● **Challenge**: Identify all lines in the listing that include the word "природы", and copy them out.

● **Provided data**:
◆ ◆ ◆ ◆ ◆

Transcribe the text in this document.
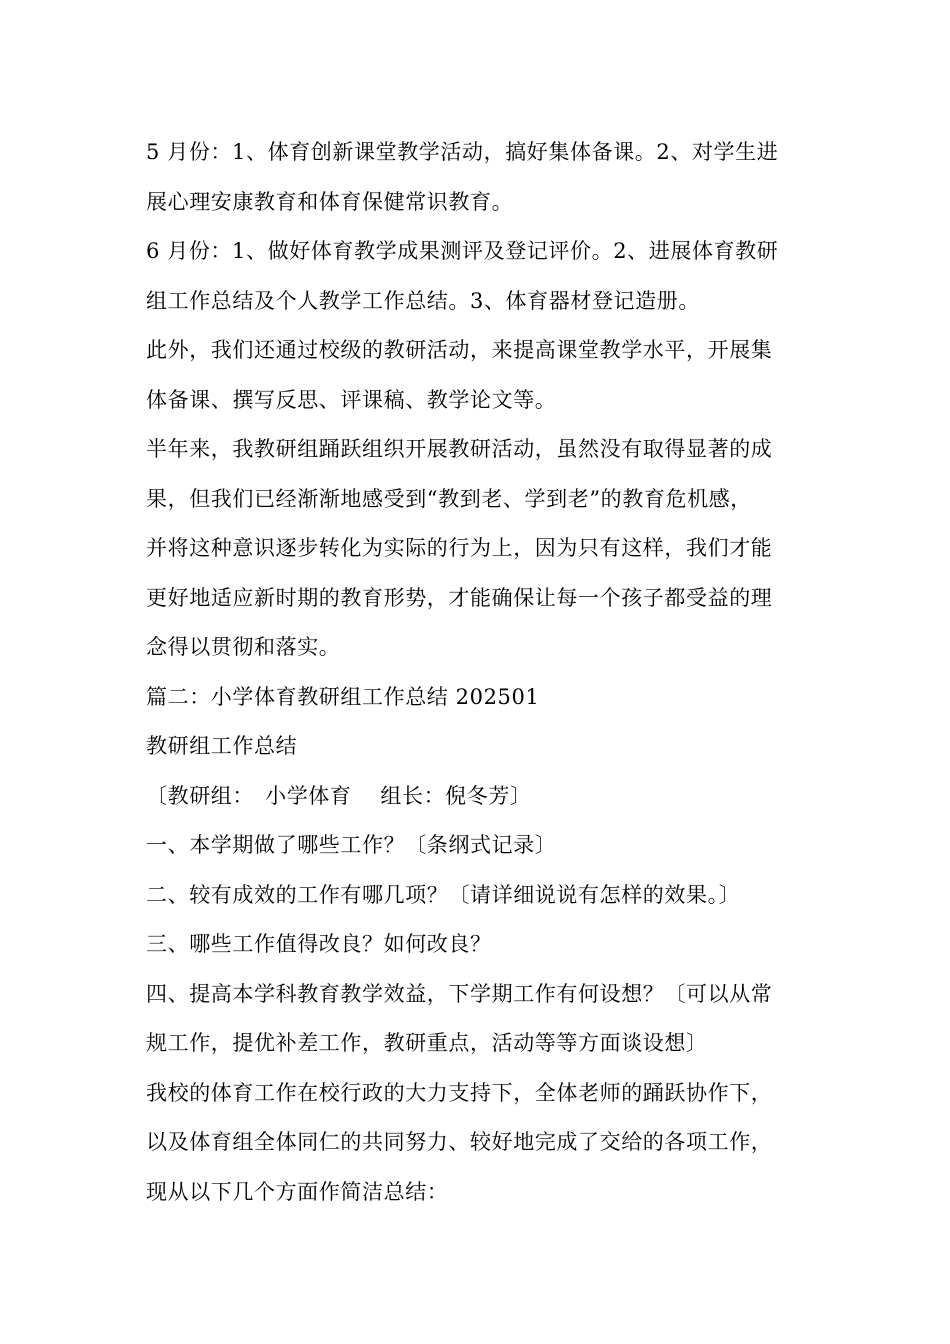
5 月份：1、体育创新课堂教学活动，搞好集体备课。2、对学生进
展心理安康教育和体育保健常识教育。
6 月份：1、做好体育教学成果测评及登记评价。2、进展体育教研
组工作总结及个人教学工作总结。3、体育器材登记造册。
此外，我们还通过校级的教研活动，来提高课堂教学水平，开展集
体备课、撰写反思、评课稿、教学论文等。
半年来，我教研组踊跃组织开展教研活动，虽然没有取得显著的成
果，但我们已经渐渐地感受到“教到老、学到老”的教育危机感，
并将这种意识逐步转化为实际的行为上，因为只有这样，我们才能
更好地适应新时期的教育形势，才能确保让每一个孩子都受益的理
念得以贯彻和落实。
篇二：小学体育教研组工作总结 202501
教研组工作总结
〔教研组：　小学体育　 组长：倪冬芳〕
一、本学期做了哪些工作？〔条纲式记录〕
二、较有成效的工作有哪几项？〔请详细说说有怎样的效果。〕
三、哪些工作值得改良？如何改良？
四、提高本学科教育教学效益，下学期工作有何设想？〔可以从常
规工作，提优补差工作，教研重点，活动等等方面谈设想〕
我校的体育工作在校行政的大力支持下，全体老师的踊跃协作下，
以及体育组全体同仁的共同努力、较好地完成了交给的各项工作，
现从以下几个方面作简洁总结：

◆ ◆ ◆ ◆ ◆

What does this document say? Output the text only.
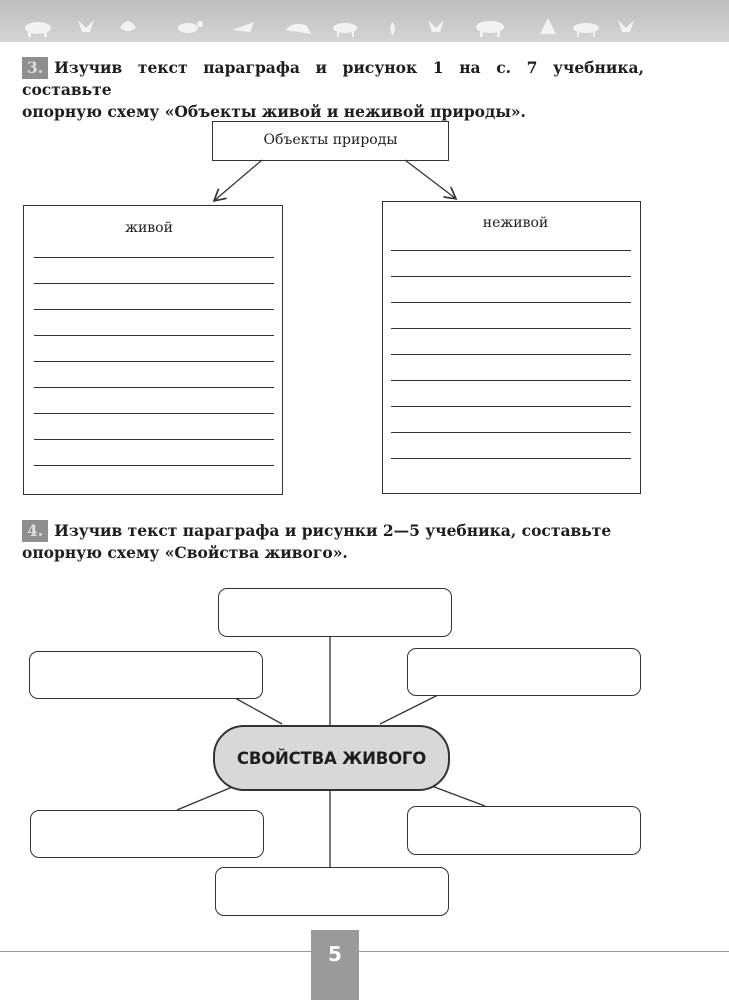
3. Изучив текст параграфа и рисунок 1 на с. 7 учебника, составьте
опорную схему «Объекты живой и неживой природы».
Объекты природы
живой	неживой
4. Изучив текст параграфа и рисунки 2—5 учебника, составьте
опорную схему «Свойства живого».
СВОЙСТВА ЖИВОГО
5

◆ ◆ ◆ ◆ ◆

● **Output below**:
опорную схему «Объекты живой и неживой природы».
Объекты природы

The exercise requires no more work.